* [Problem to work on]:
Among the lines listed below, count those that include the string "Dimensión", and state only the count.

* [Supplied material]:
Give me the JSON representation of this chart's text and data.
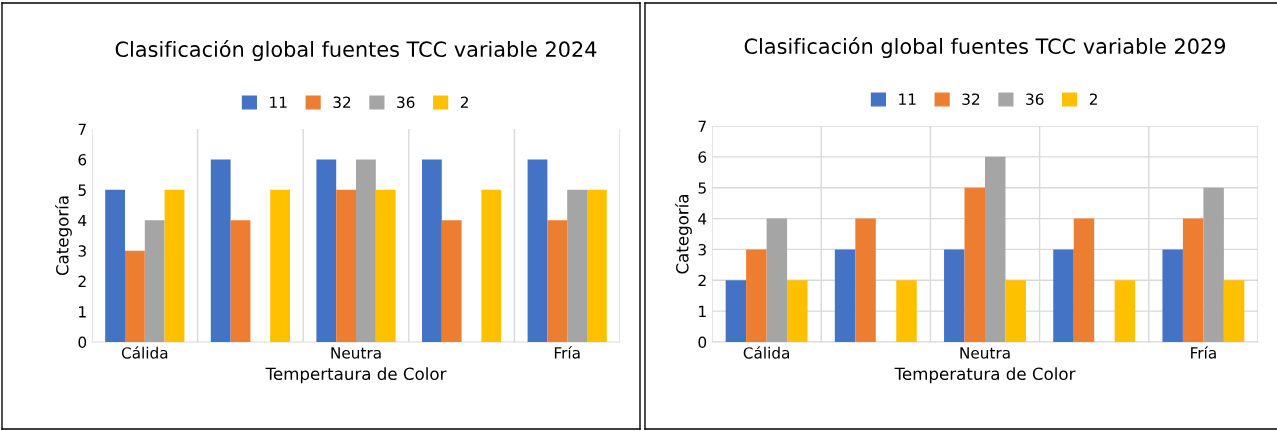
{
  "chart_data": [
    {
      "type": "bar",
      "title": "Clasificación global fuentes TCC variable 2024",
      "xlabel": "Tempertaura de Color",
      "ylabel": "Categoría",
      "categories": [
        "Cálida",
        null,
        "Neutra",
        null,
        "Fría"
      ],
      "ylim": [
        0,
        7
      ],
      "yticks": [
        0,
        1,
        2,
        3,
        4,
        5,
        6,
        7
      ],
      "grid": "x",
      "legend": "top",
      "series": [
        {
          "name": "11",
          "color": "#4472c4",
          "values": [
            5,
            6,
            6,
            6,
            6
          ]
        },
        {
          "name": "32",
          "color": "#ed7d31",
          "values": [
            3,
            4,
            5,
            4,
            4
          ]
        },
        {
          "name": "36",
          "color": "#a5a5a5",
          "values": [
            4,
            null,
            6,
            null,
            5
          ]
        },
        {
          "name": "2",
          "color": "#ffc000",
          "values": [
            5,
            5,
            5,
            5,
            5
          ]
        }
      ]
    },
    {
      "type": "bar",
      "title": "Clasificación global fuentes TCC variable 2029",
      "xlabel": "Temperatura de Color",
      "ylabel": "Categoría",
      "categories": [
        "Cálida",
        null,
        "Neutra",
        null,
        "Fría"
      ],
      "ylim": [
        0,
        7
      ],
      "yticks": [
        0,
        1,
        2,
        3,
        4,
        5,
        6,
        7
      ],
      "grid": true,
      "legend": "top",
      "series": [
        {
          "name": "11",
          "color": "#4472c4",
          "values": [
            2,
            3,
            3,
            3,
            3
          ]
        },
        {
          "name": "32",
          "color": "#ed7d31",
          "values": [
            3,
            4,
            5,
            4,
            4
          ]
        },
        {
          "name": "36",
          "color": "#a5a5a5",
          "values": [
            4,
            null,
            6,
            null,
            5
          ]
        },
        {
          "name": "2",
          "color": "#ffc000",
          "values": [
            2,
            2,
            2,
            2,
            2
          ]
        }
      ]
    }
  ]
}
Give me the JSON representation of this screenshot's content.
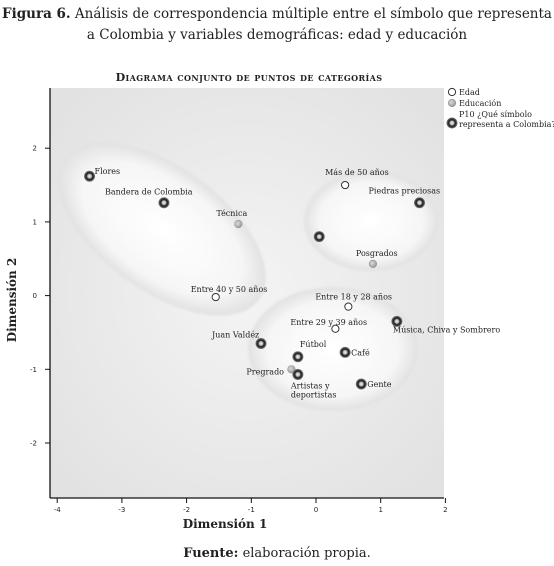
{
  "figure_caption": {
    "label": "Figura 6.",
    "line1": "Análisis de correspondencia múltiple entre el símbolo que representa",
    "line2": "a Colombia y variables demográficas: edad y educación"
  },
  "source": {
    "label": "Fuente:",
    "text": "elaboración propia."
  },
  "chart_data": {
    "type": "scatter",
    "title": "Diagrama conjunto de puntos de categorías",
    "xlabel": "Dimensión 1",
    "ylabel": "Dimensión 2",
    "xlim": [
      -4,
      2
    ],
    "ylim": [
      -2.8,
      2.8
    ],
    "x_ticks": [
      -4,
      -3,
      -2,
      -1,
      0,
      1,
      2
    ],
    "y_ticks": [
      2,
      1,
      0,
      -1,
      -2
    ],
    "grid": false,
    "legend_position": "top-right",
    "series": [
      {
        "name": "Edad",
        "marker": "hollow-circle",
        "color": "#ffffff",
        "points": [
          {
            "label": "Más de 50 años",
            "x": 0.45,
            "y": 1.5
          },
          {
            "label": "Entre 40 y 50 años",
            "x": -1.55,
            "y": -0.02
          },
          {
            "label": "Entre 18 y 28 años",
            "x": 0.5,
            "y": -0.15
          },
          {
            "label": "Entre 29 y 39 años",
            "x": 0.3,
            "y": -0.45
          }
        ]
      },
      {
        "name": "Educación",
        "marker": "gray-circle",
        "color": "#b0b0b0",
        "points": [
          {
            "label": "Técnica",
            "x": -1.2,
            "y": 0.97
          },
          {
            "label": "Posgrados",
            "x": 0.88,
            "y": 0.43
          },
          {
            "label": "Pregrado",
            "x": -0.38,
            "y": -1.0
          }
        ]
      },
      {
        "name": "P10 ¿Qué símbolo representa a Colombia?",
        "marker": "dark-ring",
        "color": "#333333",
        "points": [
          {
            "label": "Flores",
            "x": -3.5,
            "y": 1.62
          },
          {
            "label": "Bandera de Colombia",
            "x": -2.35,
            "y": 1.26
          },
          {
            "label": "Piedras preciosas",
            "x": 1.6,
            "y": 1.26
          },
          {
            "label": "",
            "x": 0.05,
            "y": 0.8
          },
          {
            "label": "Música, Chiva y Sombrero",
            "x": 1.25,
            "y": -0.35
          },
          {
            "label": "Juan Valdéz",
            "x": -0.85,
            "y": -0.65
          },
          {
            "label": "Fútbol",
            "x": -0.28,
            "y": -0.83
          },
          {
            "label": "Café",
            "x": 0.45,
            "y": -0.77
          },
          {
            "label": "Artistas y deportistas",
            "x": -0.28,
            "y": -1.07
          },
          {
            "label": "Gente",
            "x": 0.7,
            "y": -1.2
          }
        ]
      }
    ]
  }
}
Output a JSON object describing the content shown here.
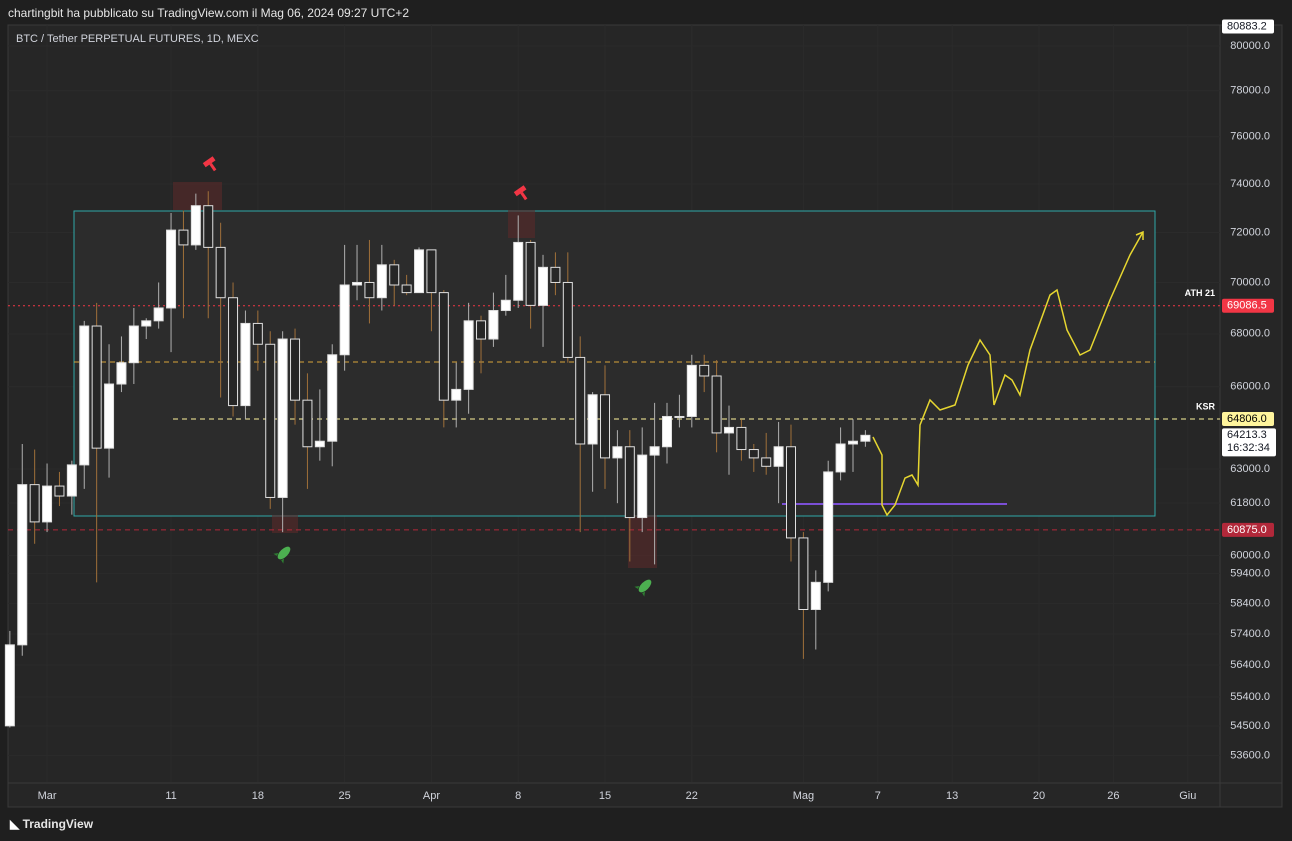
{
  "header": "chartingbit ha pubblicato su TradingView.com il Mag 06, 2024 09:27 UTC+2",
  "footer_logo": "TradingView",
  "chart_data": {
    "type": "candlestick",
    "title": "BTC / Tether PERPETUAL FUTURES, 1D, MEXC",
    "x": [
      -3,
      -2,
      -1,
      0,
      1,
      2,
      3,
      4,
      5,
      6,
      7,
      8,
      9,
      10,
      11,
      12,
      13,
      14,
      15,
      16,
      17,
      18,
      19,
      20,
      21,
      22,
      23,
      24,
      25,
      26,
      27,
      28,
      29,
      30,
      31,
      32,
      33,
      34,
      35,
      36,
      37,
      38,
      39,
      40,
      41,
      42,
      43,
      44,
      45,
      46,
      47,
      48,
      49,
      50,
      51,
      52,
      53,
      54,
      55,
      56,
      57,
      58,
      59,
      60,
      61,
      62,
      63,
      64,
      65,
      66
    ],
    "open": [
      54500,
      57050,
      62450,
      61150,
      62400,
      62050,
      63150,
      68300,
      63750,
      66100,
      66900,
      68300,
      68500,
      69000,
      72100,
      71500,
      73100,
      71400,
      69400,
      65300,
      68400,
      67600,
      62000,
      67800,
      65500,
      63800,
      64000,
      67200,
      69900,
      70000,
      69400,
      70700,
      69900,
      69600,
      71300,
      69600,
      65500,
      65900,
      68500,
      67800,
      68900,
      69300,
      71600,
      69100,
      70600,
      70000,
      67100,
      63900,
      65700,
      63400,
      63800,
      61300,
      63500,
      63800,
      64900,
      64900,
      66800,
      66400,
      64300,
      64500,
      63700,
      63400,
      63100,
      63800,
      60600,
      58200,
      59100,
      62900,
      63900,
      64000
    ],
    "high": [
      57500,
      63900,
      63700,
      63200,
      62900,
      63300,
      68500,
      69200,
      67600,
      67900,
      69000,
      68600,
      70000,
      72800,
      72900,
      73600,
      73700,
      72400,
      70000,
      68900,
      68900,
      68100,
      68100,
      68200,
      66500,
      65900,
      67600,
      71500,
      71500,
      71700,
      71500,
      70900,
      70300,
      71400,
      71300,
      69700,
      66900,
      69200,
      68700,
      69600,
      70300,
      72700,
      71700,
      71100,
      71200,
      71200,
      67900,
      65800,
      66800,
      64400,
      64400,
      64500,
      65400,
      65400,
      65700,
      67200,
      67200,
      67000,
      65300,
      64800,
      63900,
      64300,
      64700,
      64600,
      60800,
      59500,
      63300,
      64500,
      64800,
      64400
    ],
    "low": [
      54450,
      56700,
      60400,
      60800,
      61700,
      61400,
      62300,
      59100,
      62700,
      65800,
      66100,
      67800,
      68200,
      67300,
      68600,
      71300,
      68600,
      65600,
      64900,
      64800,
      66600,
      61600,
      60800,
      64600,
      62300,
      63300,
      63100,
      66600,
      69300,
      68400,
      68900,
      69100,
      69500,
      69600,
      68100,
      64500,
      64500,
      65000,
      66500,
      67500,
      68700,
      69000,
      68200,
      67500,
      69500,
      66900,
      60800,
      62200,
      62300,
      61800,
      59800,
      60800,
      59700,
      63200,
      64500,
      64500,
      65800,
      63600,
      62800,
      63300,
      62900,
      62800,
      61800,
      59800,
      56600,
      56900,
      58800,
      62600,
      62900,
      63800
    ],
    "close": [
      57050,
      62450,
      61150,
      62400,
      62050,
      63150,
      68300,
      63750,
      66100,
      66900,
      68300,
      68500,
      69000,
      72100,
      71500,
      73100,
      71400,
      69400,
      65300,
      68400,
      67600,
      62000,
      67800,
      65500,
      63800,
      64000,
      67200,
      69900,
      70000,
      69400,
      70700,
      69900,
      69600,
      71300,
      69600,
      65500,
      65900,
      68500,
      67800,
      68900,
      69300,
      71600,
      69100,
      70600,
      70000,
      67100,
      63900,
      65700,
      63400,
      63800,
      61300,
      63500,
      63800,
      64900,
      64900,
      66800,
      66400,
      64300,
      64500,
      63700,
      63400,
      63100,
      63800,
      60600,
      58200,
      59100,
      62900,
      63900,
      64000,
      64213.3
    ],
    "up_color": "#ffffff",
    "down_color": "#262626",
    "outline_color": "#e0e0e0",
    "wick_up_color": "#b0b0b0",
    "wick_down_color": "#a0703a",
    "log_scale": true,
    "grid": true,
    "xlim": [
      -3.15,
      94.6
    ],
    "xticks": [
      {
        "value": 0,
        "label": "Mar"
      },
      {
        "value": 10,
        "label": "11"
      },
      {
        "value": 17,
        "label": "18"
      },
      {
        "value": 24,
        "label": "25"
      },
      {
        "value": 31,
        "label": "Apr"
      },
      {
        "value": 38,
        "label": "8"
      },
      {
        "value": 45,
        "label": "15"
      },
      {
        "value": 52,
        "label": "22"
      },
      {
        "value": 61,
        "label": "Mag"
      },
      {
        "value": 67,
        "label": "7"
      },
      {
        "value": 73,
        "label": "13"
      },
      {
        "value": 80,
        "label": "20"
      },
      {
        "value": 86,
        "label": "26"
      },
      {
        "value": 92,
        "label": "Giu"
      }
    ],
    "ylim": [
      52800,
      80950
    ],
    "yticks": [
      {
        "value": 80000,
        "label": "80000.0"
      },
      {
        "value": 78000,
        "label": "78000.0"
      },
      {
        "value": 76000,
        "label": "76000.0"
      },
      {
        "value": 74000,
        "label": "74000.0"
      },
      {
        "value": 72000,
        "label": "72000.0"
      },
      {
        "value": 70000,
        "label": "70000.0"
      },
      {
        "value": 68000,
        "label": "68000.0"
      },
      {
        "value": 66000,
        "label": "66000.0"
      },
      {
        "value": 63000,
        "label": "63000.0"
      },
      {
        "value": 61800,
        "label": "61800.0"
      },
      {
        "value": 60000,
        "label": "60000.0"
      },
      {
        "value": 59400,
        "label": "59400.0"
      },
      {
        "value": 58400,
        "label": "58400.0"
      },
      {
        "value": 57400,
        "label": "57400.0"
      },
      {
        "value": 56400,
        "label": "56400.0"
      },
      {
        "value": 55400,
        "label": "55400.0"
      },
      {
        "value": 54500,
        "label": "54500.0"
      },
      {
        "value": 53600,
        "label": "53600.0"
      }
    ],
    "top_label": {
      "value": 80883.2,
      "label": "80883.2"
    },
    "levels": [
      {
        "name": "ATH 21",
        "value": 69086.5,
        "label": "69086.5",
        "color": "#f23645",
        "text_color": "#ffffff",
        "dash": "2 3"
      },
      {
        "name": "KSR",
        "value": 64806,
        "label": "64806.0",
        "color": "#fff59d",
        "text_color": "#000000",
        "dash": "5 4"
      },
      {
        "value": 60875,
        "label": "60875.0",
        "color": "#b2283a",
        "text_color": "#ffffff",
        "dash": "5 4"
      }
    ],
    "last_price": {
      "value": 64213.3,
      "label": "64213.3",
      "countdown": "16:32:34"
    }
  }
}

* [Task output]:
2